[What the exercise asks]
Give a verbatim copy of the lines below, minus the pictures.

[Records shown]
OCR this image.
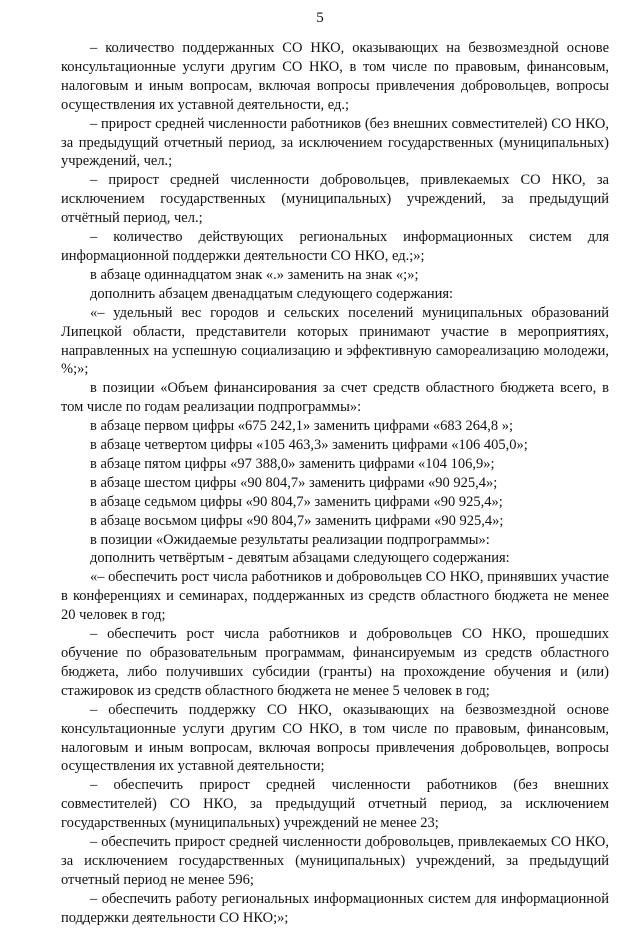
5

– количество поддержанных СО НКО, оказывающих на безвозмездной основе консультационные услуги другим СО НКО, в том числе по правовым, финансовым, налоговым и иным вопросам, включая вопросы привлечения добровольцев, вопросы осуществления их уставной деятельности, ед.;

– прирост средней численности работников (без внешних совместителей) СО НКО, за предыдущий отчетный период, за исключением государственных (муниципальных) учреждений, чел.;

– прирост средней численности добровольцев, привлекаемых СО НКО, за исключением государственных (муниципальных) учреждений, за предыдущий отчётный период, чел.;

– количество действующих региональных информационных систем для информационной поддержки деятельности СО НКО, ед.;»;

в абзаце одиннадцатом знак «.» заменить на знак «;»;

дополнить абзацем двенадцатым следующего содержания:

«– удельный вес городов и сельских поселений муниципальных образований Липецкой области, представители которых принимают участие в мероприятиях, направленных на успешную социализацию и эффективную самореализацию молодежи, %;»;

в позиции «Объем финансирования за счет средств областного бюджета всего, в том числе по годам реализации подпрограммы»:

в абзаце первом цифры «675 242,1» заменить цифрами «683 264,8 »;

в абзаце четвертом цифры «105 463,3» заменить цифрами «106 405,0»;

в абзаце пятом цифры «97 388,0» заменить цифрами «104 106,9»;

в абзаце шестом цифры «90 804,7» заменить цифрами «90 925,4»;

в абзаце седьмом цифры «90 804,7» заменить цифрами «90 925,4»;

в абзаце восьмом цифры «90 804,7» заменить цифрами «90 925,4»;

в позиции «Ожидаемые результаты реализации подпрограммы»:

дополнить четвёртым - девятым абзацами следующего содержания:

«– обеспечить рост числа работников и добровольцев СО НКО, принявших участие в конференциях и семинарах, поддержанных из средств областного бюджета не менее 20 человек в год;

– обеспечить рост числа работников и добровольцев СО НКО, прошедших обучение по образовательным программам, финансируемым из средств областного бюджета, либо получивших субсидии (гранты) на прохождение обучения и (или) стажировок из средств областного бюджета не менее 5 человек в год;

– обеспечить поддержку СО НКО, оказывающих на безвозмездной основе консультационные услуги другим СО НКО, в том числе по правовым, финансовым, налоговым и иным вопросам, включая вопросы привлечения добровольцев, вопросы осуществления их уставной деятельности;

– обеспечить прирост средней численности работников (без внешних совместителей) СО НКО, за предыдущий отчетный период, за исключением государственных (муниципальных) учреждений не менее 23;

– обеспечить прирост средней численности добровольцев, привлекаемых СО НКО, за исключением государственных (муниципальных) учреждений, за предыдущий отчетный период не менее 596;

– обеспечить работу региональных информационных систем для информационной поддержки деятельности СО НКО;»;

[Solution for this task]
OCR this image.
5

– количество поддержанных СО НКО, оказывающих на безвозмездной основе консультационные услуги другим СО НКО, в том числе по правовым, финансовым, налоговым и иным вопросам, включая вопросы привлечения добровольцев, вопросы осуществления их уставной деятельности, ед.;

– прирост средней численности работников (без внешних совместителей) СО НКО, за предыдущий отчетный период, за исключением государственных (муниципальных) учреждений, чел.;

– прирост средней численности добровольцев, привлекаемых СО НКО, за исключением государственных (муниципальных) учреждений, за предыдущий отчётный период, чел.;

– количество действующих региональных информационных систем для информационной поддержки деятельности СО НКО, ед.;»;

в абзаце одиннадцатом знак «.» заменить на знак «;»;

дополнить абзацем двенадцатым следующего содержания:

«– удельный вес городов и сельских поселений муниципальных образований Липецкой области, представители которых принимают участие в мероприятиях, направленных на успешную социализацию и эффективную самореализацию молодежи, %;»;

в позиции «Объем финансирования за счет средств областного бюджета всего, в том числе по годам реализации подпрограммы»:

в абзаце первом цифры «675 242,1» заменить цифрами «683 264,8 »;

в абзаце четвертом цифры «105 463,3» заменить цифрами «106 405,0»;

в абзаце пятом цифры «97 388,0» заменить цифрами «104 106,9»;

в абзаце шестом цифры «90 804,7» заменить цифрами «90 925,4»;

в абзаце седьмом цифры «90 804,7» заменить цифрами «90 925,4»;

в абзаце восьмом цифры «90 804,7» заменить цифрами «90 925,4»;

в позиции «Ожидаемые результаты реализации подпрограммы»:

дополнить четвёртым - девятым абзацами следующего содержания:

«– обеспечить рост числа работников и добровольцев СО НКО, принявших участие в конференциях и семинарах, поддержанных из средств областного бюджета не менее 20 человек в год;

– обеспечить рост числа работников и добровольцев СО НКО, прошедших обучение по образовательным программам, финансируемым из средств областного бюджета, либо получивших субсидии (гранты) на прохождение обучения и (или) стажировок из средств областного бюджета не менее 5 человек в год;

– обеспечить поддержку СО НКО, оказывающих на безвозмездной основе консультационные услуги другим СО НКО, в том числе по правовым, финансовым, налоговым и иным вопросам, включая вопросы привлечения добровольцев, вопросы осуществления их уставной деятельности;

– обеспечить прирост средней численности работников (без внешних совместителей) СО НКО, за предыдущий отчетный период, за исключением государственных (муниципальных) учреждений не менее 23;

– обеспечить прирост средней численности добровольцев, привлекаемых СО НКО, за исключением государственных (муниципальных) учреждений, за предыдущий отчетный период не менее 596;

– обеспечить работу региональных информационных систем для информационной поддержки деятельности СО НКО;»;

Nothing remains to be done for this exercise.